Extract the listing in its entirety, keeping each line identical to the original.

>>>

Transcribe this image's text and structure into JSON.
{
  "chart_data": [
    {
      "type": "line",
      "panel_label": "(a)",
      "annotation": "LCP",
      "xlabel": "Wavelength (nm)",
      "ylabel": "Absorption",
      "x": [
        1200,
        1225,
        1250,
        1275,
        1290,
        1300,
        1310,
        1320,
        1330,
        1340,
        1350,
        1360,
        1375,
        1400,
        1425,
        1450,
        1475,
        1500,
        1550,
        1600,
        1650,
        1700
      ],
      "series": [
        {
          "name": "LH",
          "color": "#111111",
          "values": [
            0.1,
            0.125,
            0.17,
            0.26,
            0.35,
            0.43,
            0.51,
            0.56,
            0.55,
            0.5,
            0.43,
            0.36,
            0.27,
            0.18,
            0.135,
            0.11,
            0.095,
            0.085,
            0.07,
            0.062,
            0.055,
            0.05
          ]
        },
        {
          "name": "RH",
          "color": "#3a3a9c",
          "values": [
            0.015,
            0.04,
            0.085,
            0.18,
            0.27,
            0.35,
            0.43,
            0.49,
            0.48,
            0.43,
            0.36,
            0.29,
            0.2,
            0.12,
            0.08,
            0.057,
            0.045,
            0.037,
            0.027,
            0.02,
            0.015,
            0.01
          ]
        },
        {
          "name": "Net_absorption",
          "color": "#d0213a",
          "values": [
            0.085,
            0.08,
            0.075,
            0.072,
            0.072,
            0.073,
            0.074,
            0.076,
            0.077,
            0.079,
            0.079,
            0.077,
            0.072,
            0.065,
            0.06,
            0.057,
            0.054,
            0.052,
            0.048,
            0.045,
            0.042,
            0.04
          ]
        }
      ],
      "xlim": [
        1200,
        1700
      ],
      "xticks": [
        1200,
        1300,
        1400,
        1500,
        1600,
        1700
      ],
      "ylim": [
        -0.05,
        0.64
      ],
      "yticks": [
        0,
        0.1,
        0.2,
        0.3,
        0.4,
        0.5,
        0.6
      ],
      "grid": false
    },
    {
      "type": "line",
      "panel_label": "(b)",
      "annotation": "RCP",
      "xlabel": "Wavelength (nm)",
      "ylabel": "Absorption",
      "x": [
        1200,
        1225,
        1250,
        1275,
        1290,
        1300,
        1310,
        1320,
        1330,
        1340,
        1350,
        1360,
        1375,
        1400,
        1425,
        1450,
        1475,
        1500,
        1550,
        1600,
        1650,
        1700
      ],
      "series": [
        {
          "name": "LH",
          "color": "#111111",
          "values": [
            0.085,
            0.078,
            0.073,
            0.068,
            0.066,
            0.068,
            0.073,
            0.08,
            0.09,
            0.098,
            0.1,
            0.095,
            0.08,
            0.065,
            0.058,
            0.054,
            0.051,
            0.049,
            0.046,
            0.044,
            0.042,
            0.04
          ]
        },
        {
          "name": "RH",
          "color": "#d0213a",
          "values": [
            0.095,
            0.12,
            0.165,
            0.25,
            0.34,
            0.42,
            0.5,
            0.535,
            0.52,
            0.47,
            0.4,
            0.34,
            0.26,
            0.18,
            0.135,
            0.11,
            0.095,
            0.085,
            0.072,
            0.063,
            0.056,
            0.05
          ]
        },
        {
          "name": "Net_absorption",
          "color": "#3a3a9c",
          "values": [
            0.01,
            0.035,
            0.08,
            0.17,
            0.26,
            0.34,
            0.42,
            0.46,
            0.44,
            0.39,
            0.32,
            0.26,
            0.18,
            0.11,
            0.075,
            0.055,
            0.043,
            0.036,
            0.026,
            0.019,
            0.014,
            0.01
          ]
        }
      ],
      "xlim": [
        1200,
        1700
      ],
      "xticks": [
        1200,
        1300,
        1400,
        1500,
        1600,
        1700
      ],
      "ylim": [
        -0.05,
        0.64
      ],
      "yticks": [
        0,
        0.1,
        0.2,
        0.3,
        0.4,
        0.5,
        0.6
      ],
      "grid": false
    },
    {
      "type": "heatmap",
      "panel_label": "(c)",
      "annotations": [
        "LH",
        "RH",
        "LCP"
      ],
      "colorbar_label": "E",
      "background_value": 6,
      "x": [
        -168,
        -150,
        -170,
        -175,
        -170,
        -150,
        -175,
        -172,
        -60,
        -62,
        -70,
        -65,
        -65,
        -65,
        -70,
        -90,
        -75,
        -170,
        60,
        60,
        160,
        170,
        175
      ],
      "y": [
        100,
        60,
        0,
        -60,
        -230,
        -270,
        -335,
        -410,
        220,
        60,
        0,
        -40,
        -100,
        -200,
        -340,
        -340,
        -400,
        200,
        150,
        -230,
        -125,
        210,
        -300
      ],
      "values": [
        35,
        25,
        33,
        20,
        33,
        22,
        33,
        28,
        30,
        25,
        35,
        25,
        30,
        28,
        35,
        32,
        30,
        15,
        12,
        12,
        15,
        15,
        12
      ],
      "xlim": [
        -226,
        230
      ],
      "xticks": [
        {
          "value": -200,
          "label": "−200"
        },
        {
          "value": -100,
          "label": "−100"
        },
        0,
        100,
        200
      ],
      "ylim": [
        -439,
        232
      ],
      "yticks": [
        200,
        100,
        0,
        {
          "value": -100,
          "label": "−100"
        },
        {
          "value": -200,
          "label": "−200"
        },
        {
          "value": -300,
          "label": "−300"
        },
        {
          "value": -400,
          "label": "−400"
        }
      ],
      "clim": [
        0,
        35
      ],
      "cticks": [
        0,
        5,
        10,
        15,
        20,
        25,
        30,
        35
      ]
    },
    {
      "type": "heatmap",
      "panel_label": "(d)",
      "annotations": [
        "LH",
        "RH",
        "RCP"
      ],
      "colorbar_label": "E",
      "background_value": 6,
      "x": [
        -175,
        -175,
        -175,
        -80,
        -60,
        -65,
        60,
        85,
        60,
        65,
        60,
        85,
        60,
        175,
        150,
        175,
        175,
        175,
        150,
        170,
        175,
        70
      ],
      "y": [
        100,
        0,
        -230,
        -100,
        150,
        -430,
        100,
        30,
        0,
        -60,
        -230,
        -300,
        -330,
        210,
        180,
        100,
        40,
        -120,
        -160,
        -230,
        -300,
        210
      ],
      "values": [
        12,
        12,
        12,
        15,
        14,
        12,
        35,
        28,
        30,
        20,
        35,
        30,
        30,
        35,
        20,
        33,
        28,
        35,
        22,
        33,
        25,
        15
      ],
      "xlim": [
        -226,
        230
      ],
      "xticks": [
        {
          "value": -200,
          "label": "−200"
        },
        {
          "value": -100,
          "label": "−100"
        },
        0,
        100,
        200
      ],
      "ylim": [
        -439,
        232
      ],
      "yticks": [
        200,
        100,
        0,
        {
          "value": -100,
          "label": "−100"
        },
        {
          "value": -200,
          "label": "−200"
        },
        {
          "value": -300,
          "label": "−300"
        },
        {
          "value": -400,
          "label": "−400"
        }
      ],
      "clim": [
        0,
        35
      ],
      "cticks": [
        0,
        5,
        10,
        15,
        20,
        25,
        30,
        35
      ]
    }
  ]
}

<<<

**Result of this task:**
Transcribe this image's text and structure into JSON.
{
  "chart_data": [
    {
      "type": "line",
      "panel_label": "(a)",
      "annotation": "LCP",
      "xlabel": "Wavelength (nm)",
      "ylabel": "Absorption",
      "x": [
        1200,
        1225,
        1250,
        1275,
        1290,
        1300,
        1310,
        1320,
        1330,
        1340,
        1350,
        1360,
        1375,
        1400,
        1425,
        1450,
        1475,
        1500,
        1550,
        1600,
        1650,
        1700
      ],
      "series": [
        {
          "name": "LH",
          "color": "#111111",
          "values": [
            0.1,
            0.125,
            0.17,
            0.26,
            0.35,
            0.43,
            0.51,
            0.56,
            0.55,
            0.5,
            0.43,
            0.36,
            0.27,
            0.18,
            0.135,
            0.11,
            0.095,
            0.085,
            0.07,
            0.062,
            0.055,
            0.05
          ]
        },
        {
          "name": "RH",
          "color": "#3a3a9c",
          "values": [
            0.015,
            0.04,
            0.085,
            0.18,
            0.27,
            0.35,
            0.43,
            0.49,
            0.48,
            0.43,
            0.36,
            0.29,
            0.2,
            0.12,
            0.08,
            0.057,
            0.045,
            0.037,
            0.027,
            0.02,
            0.015,
            0.01
          ]
        },
        {
          "name": "Net_absorption",
          "color": "#d0213a",
          "values": [
            0.085,
            0.08,
            0.075,
            0.072,
            0.072,
            0.073,
            0.074,
            0.076,
            0.077,
            0.079,
            0.079,
            0.077,
            0.072,
            0.065,
            0.06,
            0.057,
            0.054,
            0.052,
            0.048,
            0.045,
            0.042,
            0.04
          ]
        }
      ],
      "xlim": [
        1200,
        1700
      ],
      "xticks": [
        1200,
        1300,
        1400,
        1500,
        1600,
        1700
      ],
      "ylim": [
        -0.05,
        0.64
      ],
      "yticks": [
        0,
        0.1,
        0.2,
        0.3,
        0.4,
        0.5,
        0.6
      ],
      "grid": false
    },
    {
      "type": "line",
      "panel_label": "(b)",
      "annotation": "RCP",
      "xlabel": "Wavelength (nm)",
      "ylabel": "Absorption",
      "x": [
        1200,
        1225,
        1250,
        1275,
        1290,
        1300,
        1310,
        1320,
        1330,
        1340,
        1350,
        1360,
        1375,
        1400,
        1425,
        1450,
        1475,
        1500,
        1550,
        1600,
        1650,
        1700
      ],
      "series": [
        {
          "name": "LH",
          "color": "#111111",
          "values": [
            0.085,
            0.078,
            0.073,
            0.068,
            0.066,
            0.068,
            0.073,
            0.08,
            0.09,
            0.098,
            0.1,
            0.095,
            0.08,
            0.065,
            0.058,
            0.054,
            0.051,
            0.049,
            0.046,
            0.044,
            0.042,
            0.04
          ]
        },
        {
          "name": "RH",
          "color": "#d0213a",
          "values": [
            0.095,
            0.12,
            0.165,
            0.25,
            0.34,
            0.42,
            0.5,
            0.535,
            0.52,
            0.47,
            0.4,
            0.34,
            0.26,
            0.18,
            0.135,
            0.11,
            0.095,
            0.085,
            0.072,
            0.063,
            0.056,
            0.05
          ]
        },
        {
          "name": "Net_absorption",
          "color": "#3a3a9c",
          "values": [
            0.01,
            0.035,
            0.08,
            0.17,
            0.26,
            0.34,
            0.42,
            0.46,
            0.44,
            0.39,
            0.32,
            0.26,
            0.18,
            0.11,
            0.075,
            0.055,
            0.043,
            0.036,
            0.026,
            0.019,
            0.014,
            0.01
          ]
        }
      ],
      "xlim": [
        1200,
        1700
      ],
      "xticks": [
        1200,
        1300,
        1400,
        1500,
        1600,
        1700
      ],
      "ylim": [
        -0.05,
        0.64
      ],
      "yticks": [
        0,
        0.1,
        0.2,
        0.3,
        0.4,
        0.5,
        0.6
      ],
      "grid": false
    },
    {
      "type": "heatmap",
      "panel_label": "(c)",
      "annotations": [
        "LH",
        "RH",
        "LCP"
      ],
      "colorbar_label": "E",
      "background_value": 6,
      "x": [
        -168,
        -150,
        -170,
        -175,
        -170,
        -150,
        -175,
        -172,
        -60,
        -62,
        -70,
        -65,
        -65,
        -65,
        -70,
        -90,
        -75,
        -170,
        60,
        60,
        160,
        170,
        175
      ],
      "y": [
        100,
        60,
        0,
        -60,
        -230,
        -270,
        -335,
        -410,
        220,
        60,
        0,
        -40,
        -100,
        -200,
        -340,
        -340,
        -400,
        200,
        150,
        -230,
        -125,
        210,
        -300
      ],
      "values": [
        35,
        25,
        33,
        20,
        33,
        22,
        33,
        28,
        30,
        25,
        35,
        25,
        30,
        28,
        35,
        32,
        30,
        15,
        12,
        12,
        15,
        15,
        12
      ],
      "xlim": [
        -226,
        230
      ],
      "xticks": [
        {
          "value": -200,
          "label": "−200"
        },
        {
          "value": -100,
          "label": "−100"
        },
        0,
        100,
        200
      ],
      "ylim": [
        -439,
        232
      ],
      "yticks": [
        200,
        100,
        0,
        {
          "value": -100,
          "label": "−100"
        },
        {
          "value": -200,
          "label": "−200"
        },
        {
          "value": -300,
          "label": "−300"
        },
        {
          "value": -400,
          "label": "−400"
        }
      ],
      "clim": [
        0,
        35
      ],
      "cticks": [
        0,
        5,
        10,
        15,
        20,
        25,
        30,
        35
      ]
    },
    {
      "type": "heatmap",
      "panel_label": "(d)",
      "annotations": [
        "LH",
        "RH",
        "RCP"
      ],
      "colorbar_label": "E",
      "background_value": 6,
      "x": [
        -175,
        -175,
        -175,
        -80,
        -60,
        -65,
        60,
        85,
        60,
        65,
        60,
        85,
        60,
        175,
        150,
        175,
        175,
        175,
        150,
        170,
        175,
        70
      ],
      "y": [
        100,
        0,
        -230,
        -100,
        150,
        -430,
        100,
        30,
        0,
        -60,
        -230,
        -300,
        -330,
        210,
        180,
        100,
        40,
        -120,
        -160,
        -230,
        -300,
        210
      ],
      "values": [
        12,
        12,
        12,
        15,
        14,
        12,
        35,
        28,
        30,
        20,
        35,
        30,
        30,
        35,
        20,
        33,
        28,
        35,
        22,
        33,
        25,
        15
      ],
      "xlim": [
        -226,
        230
      ],
      "xticks": [
        {
          "value": -200,
          "label": "−200"
        },
        {
          "value": -100,
          "label": "−100"
        },
        0,
        100,
        200
      ],
      "ylim": [
        -439,
        232
      ],
      "yticks": [
        200,
        100,
        0,
        {
          "value": -100,
          "label": "−100"
        },
        {
          "value": -200,
          "label": "−200"
        },
        {
          "value": -300,
          "label": "−300"
        },
        {
          "value": -400,
          "label": "−400"
        }
      ],
      "clim": [
        0,
        35
      ],
      "cticks": [
        0,
        5,
        10,
        15,
        20,
        25,
        30,
        35
      ]
    }
  ]
}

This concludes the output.